[What to produce]
Answer with a single number: the count of lines that hold "color".

[Record list]
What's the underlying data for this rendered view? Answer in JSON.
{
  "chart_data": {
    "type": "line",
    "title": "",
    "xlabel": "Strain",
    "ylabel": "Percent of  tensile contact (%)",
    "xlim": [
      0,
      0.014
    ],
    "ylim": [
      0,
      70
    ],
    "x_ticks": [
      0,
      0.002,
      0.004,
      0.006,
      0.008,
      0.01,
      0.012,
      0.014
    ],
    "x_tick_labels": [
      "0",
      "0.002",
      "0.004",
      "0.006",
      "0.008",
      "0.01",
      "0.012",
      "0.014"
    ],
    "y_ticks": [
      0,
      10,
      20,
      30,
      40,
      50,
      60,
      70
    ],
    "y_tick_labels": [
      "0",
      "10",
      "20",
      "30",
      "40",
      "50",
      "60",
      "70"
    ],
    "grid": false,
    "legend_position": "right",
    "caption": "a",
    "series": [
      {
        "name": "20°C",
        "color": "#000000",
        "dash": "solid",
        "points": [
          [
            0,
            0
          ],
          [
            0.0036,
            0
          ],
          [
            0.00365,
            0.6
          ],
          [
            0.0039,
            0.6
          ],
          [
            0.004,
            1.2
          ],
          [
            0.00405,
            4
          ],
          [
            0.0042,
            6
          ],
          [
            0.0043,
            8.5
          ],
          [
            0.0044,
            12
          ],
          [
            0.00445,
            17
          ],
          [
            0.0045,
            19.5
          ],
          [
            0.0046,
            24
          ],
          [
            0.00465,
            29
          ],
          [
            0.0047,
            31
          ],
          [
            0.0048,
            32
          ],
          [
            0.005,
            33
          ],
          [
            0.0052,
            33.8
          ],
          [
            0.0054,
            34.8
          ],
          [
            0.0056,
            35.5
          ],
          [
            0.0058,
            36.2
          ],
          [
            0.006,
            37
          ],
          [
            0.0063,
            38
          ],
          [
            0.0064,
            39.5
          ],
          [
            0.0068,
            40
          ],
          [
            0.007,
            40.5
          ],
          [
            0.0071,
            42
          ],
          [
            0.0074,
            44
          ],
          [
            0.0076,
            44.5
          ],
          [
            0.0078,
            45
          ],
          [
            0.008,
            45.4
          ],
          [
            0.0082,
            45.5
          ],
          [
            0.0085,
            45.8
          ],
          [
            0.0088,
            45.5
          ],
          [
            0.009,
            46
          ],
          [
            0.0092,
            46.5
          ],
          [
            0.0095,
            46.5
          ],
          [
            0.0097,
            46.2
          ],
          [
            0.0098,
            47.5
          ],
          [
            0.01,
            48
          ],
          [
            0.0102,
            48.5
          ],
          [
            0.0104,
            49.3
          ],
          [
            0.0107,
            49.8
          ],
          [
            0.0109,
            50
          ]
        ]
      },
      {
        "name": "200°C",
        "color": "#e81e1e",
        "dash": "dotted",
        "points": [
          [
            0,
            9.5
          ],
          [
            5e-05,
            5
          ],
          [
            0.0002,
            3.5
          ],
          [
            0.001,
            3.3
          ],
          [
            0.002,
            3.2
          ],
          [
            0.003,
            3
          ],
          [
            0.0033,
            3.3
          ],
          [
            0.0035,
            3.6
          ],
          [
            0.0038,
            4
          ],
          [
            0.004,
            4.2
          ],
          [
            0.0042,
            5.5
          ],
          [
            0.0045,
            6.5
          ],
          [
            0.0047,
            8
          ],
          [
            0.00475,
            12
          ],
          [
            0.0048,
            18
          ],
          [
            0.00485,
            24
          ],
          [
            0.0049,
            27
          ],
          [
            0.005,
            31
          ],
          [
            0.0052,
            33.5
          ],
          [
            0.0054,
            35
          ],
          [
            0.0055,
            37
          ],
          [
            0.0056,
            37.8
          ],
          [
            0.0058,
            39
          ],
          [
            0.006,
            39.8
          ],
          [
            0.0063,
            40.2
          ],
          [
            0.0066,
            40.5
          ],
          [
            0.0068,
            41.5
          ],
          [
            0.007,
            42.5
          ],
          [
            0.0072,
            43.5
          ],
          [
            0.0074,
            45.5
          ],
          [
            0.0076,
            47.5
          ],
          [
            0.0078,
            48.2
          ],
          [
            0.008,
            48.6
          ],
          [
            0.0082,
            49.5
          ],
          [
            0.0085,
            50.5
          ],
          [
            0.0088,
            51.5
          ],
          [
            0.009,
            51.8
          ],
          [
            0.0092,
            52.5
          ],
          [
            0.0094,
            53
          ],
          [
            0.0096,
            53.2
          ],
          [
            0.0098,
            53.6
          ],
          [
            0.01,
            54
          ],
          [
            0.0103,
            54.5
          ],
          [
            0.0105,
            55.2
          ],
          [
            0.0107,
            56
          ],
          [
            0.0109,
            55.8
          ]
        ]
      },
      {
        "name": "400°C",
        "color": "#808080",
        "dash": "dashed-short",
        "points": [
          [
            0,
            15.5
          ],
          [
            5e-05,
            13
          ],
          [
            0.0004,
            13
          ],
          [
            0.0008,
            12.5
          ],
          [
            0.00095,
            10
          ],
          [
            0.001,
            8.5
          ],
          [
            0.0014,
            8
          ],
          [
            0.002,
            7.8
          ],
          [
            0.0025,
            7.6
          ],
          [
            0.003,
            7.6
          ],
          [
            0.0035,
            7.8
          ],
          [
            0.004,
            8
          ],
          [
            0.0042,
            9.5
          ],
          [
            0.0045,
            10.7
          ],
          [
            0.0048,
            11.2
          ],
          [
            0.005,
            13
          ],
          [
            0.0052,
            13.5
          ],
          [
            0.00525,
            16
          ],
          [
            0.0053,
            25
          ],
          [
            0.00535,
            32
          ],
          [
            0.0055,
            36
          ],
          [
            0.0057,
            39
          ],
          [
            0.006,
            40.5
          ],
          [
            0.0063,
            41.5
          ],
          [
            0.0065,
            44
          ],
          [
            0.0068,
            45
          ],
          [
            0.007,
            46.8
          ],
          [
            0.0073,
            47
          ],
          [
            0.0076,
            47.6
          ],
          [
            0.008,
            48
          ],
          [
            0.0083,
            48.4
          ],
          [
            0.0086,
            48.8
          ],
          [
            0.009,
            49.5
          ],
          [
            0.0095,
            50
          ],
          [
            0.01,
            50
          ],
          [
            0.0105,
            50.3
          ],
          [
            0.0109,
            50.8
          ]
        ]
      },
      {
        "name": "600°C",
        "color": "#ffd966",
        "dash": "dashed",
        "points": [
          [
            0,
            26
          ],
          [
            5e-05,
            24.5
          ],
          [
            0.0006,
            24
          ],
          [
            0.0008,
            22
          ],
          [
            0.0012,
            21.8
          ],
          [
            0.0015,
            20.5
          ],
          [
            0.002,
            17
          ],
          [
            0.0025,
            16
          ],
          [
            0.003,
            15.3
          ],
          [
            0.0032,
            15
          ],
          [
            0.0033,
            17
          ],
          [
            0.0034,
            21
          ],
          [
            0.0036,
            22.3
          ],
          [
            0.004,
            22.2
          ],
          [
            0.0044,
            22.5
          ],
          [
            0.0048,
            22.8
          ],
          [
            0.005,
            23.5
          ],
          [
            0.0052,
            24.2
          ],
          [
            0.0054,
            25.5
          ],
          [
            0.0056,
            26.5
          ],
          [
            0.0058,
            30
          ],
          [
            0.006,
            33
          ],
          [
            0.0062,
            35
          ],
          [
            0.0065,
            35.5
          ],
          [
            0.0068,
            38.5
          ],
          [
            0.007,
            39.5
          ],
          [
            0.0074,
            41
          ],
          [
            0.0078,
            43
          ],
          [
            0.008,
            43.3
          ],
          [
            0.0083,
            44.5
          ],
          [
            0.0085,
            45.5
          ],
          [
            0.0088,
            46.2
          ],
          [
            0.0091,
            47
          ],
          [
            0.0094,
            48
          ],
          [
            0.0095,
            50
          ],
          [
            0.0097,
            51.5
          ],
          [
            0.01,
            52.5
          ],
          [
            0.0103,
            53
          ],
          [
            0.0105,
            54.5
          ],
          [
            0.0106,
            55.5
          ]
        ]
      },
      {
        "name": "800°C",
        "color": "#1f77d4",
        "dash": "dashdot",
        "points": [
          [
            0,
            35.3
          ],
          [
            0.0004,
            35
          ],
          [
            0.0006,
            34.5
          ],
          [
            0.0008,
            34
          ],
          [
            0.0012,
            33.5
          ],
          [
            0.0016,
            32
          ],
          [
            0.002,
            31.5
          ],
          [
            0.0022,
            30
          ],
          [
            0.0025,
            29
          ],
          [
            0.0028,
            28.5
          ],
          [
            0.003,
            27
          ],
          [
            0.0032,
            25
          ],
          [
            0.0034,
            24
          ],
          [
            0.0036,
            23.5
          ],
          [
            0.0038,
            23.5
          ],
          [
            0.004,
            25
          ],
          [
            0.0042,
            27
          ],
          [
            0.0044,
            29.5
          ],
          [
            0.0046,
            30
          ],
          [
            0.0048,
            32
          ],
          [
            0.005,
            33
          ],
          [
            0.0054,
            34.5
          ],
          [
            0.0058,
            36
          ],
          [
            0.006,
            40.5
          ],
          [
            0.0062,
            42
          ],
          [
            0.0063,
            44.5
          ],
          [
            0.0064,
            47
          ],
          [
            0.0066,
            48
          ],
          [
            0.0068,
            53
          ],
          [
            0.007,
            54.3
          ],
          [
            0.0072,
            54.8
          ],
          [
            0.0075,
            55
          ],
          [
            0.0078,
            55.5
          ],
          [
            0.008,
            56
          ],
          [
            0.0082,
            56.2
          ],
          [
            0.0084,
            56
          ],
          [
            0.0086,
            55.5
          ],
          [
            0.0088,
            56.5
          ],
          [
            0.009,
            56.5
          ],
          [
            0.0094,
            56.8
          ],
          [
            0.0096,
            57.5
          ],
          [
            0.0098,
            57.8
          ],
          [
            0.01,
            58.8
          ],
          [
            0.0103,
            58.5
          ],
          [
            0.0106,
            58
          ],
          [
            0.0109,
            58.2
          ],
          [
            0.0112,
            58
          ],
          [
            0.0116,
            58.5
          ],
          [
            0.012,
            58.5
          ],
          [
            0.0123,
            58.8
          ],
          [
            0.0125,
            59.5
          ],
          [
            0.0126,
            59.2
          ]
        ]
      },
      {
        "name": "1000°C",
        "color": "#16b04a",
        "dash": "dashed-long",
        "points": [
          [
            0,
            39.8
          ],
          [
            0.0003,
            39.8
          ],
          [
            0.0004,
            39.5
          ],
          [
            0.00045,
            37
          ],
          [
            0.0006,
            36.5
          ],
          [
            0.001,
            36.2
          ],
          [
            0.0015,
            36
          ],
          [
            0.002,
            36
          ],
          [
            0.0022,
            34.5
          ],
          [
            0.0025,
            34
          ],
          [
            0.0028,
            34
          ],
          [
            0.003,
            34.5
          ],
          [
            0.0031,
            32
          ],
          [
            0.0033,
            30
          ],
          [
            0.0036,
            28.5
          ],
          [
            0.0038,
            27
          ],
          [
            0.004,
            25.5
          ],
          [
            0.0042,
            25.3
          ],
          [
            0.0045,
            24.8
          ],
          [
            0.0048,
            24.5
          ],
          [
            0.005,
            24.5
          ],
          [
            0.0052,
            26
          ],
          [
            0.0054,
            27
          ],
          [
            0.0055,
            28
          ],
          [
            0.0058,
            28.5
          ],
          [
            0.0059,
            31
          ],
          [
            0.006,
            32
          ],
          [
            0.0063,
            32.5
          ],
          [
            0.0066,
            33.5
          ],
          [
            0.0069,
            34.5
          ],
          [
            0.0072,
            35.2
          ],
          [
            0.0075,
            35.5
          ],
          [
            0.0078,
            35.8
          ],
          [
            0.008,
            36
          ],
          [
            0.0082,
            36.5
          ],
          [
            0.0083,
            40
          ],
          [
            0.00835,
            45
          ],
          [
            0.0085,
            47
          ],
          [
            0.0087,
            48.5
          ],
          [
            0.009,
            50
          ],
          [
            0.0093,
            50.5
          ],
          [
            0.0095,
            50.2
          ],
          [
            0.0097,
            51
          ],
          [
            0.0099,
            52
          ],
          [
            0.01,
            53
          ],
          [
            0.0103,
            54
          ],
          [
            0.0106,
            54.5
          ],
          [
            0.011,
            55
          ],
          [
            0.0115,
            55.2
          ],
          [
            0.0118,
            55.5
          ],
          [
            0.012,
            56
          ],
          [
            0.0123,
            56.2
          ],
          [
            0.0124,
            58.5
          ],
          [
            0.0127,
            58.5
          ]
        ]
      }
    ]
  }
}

[Solution to this problem]
6